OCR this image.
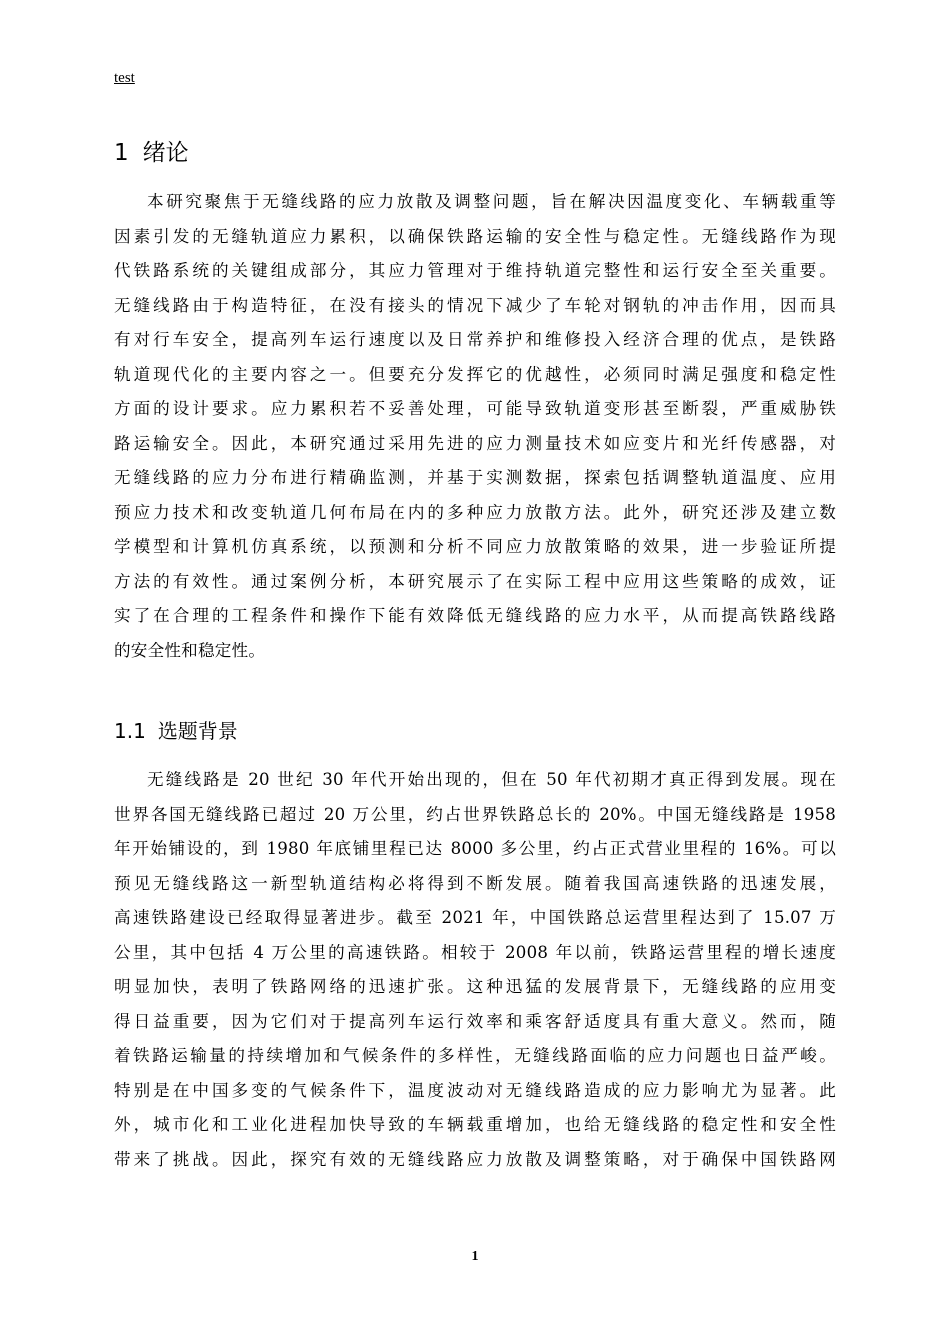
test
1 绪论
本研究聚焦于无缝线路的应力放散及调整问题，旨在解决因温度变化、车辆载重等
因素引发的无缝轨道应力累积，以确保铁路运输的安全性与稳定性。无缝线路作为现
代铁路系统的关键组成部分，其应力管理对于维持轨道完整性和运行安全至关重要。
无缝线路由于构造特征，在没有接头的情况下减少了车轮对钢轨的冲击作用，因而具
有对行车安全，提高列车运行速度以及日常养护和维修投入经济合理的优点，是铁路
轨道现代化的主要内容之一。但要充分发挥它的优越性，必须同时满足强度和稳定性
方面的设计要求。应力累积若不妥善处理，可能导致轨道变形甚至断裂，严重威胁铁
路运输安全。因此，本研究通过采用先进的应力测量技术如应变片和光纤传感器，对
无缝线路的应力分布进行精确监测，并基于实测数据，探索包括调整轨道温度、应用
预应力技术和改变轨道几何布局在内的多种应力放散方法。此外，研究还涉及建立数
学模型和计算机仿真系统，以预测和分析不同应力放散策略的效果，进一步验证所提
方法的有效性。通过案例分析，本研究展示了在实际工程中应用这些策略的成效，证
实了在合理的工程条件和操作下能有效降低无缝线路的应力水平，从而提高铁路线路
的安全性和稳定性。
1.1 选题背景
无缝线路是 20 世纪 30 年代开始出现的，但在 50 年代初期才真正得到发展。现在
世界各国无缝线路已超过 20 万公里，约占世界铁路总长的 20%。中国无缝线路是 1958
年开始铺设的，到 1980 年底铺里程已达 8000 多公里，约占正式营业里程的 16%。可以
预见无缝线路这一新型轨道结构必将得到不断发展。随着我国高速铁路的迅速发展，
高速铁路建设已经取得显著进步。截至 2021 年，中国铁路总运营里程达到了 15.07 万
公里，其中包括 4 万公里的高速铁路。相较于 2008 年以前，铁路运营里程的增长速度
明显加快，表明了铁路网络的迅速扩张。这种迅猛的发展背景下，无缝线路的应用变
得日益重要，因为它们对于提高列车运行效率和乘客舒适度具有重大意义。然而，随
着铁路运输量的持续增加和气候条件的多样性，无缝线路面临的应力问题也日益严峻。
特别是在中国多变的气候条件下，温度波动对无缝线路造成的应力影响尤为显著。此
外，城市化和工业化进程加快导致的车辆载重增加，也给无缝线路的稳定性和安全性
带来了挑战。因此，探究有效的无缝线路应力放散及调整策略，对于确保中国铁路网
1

◆ Given task
Output the entries above exactly. Drop the pictures.

◆ Full output
OCR this image.
test
1 绪论
本研究聚焦于无缝线路的应力放散及调整问题，旨在解决因温度变化、车辆载重等
因素引发的无缝轨道应力累积，以确保铁路运输的安全性与稳定性。无缝线路作为现
代铁路系统的关键组成部分，其应力管理对于维持轨道完整性和运行安全至关重要。
无缝线路由于构造特征，在没有接头的情况下减少了车轮对钢轨的冲击作用，因而具
有对行车安全，提高列车运行速度以及日常养护和维修投入经济合理的优点，是铁路
轨道现代化的主要内容之一。但要充分发挥它的优越性，必须同时满足强度和稳定性
方面的设计要求。应力累积若不妥善处理，可能导致轨道变形甚至断裂，严重威胁铁
路运输安全。因此，本研究通过采用先进的应力测量技术如应变片和光纤传感器，对
无缝线路的应力分布进行精确监测，并基于实测数据，探索包括调整轨道温度、应用
预应力技术和改变轨道几何布局在内的多种应力放散方法。此外，研究还涉及建立数
学模型和计算机仿真系统，以预测和分析不同应力放散策略的效果，进一步验证所提
方法的有效性。通过案例分析，本研究展示了在实际工程中应用这些策略的成效，证
实了在合理的工程条件和操作下能有效降低无缝线路的应力水平，从而提高铁路线路
的安全性和稳定性。
1.1 选题背景
无缝线路是 20 世纪 30 年代开始出现的，但在 50 年代初期才真正得到发展。现在
世界各国无缝线路已超过 20 万公里，约占世界铁路总长的 20%。中国无缝线路是 1958
年开始铺设的，到 1980 年底铺里程已达 8000 多公里，约占正式营业里程的 16%。可以
预见无缝线路这一新型轨道结构必将得到不断发展。随着我国高速铁路的迅速发展，
高速铁路建设已经取得显著进步。截至 2021 年，中国铁路总运营里程达到了 15.07 万
公里，其中包括 4 万公里的高速铁路。相较于 2008 年以前，铁路运营里程的增长速度
明显加快，表明了铁路网络的迅速扩张。这种迅猛的发展背景下，无缝线路的应用变
得日益重要，因为它们对于提高列车运行效率和乘客舒适度具有重大意义。然而，随
着铁路运输量的持续增加和气候条件的多样性，无缝线路面临的应力问题也日益严峻。
特别是在中国多变的气候条件下，温度波动对无缝线路造成的应力影响尤为显著。此
外，城市化和工业化进程加快导致的车辆载重增加，也给无缝线路的稳定性和安全性
带来了挑战。因此，探究有效的无缝线路应力放散及调整策略，对于确保中国铁路网
1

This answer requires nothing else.